Work instructions » Rewrite as a numbered list the lines of the entries below, beginning at the line that contains "Patent image size: (963, 1221)." and stopping after the line that contains "In FIG. 4, the fixing". Leave out any blank lines.

Data provided »
+===+
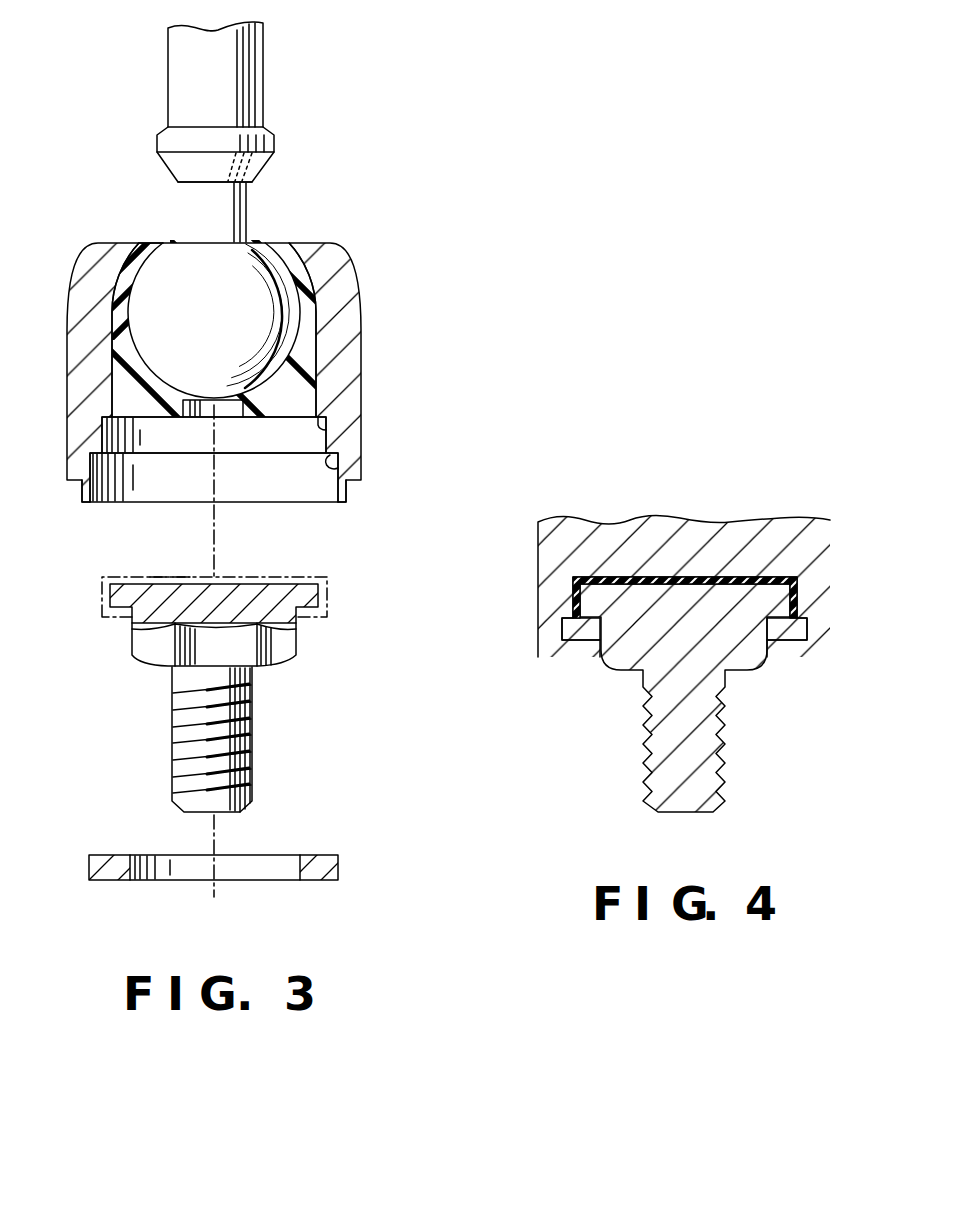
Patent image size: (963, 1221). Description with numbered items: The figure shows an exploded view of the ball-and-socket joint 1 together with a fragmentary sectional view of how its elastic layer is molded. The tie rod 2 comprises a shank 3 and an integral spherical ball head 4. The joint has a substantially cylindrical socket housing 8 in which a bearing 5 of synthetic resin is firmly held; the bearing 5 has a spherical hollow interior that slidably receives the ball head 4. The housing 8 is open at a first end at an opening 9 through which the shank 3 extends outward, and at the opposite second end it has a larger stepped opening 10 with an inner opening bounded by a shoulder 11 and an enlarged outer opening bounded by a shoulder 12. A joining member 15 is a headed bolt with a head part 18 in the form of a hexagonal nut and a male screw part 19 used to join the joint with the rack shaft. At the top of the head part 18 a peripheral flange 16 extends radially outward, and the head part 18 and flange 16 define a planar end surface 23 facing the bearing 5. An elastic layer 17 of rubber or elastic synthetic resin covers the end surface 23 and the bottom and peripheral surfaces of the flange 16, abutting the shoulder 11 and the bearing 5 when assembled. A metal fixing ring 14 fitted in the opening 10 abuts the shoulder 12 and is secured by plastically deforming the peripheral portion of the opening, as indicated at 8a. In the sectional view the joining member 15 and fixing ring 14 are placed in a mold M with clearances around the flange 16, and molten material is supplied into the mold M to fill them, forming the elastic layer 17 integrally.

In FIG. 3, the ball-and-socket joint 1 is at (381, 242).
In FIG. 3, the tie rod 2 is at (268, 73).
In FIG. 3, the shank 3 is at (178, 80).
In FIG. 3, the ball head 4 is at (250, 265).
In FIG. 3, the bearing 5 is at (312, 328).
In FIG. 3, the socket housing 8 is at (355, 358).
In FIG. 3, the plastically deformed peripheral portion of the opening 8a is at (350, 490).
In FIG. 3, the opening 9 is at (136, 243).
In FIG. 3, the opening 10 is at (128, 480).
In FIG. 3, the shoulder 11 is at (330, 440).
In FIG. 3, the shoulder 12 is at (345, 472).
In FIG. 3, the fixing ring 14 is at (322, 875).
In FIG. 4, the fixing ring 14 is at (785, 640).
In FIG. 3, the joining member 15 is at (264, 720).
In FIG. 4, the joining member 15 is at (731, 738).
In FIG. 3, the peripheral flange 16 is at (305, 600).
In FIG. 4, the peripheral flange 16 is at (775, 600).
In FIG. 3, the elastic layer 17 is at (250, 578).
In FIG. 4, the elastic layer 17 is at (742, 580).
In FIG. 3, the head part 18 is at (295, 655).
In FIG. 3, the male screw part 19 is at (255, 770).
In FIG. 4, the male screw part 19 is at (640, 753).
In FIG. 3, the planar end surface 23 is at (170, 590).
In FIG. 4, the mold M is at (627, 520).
+===+
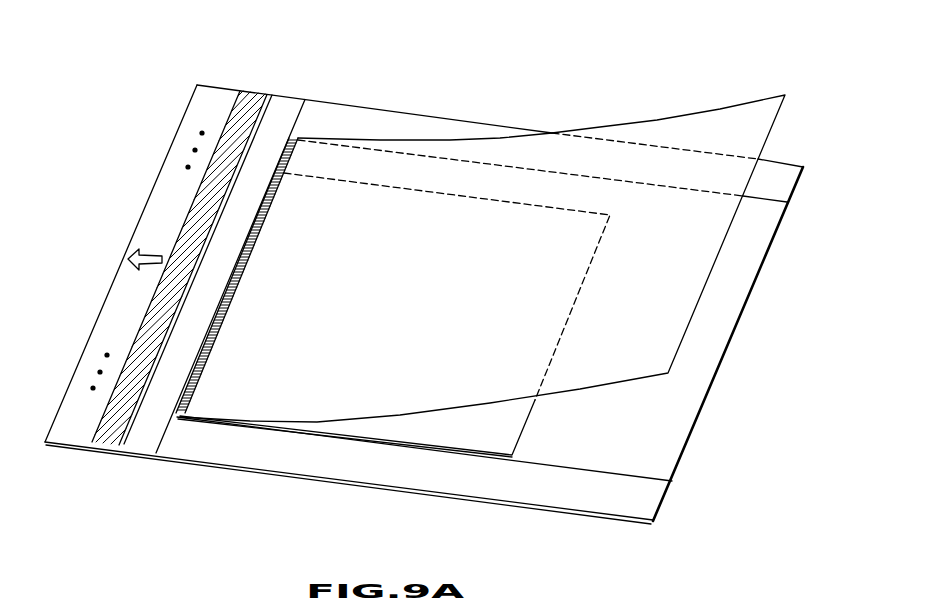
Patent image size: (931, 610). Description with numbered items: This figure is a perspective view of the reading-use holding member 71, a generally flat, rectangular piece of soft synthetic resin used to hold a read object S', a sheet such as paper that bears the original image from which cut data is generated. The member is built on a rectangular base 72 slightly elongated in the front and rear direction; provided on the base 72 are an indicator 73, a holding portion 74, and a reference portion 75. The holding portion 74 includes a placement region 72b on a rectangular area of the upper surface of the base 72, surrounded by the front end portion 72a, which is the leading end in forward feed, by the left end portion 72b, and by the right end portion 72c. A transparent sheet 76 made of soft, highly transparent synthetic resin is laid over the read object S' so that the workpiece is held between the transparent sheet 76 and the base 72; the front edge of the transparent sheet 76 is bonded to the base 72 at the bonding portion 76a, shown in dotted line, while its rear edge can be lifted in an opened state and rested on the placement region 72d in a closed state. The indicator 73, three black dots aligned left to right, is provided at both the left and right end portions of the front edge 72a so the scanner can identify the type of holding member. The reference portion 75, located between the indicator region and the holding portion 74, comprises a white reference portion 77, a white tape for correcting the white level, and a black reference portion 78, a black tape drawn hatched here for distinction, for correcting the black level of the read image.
+===+
Answer to the task »
1. Patent image size: (963, 1221). Description with numbered items: The figure shows an exploded view of the ball-and-socket joint 1 together with a fragmentary sectional view of how its elastic layer is molded. The tie rod 2 comprises a shank 3 and an integral spherical ball head 4. The joint has a substantially cylindrical socket housing 8 in which a bearing 5 of synthetic resin is firmly held; the bearing 5 has a spherical hollow interior that slidably receives the ball head 4. The housing 8 is open at a first end at an opening 9 through which the shank 3 extends outward, and at the opposite second end it has a larger stepped opening 10 with an inner opening bounded by a shoulder 11 and an enlarged outer opening bounded by a shoulder 12. A joining member 15 is a headed bolt with a head part 18 in the form of a hexagonal nut and a male screw part 19 used to join the joint with the rack shaft. At the top of the head part 18 a peripheral flange 16 extends radially outward, and the head part 18 and flange 16 define a planar end surface 23 facing the bearing 5. An elastic layer 17 of rubber or elastic synthetic resin covers the end surface 23 and the bottom and peripheral surfaces of the flange 16, abutting the shoulder 11 and the bearing 5 when assembled. A metal fixing ring 14 fitted in the opening 10 abuts the shoulder 12 and is secured by plastically deforming the peripheral portion of the opening, as indicated at 8a. In the sectional view the joining member 15 and fixing ring 14 are placed in a mold M with clearances around the flange 16, and molten material is supplied into the mold M to fill them, forming the elastic layer 17 integrally.
2. In FIG. 3, the ball-and-socket joint 1 is at (381, 242).
3. In FIG. 3, the tie rod 2 is at (268, 73).
4. In FIG. 3, the shank 3 is at (178, 80).
5. In FIG. 3, the ball head 4 is at (250, 265).
6. In FIG. 3, the bearing 5 is at (312, 328).
7. In FIG. 3, the socket housing 8 is at (355, 358).
8. In FIG. 3, the plastically deformed peripheral portion of the opening 8a is at (350, 490).
9. In FIG. 3, the opening 9 is at (136, 243).
10. In FIG. 3, the opening 10 is at (128, 480).
11. In FIG. 3, the shoulder 11 is at (330, 440).
12. In FIG. 3, the shoulder 12 is at (345, 472).
13. In FIG. 3, the fixing ring 14 is at (322, 875).
14. In FIG. 4, the fixing ring 14 is at (785, 640).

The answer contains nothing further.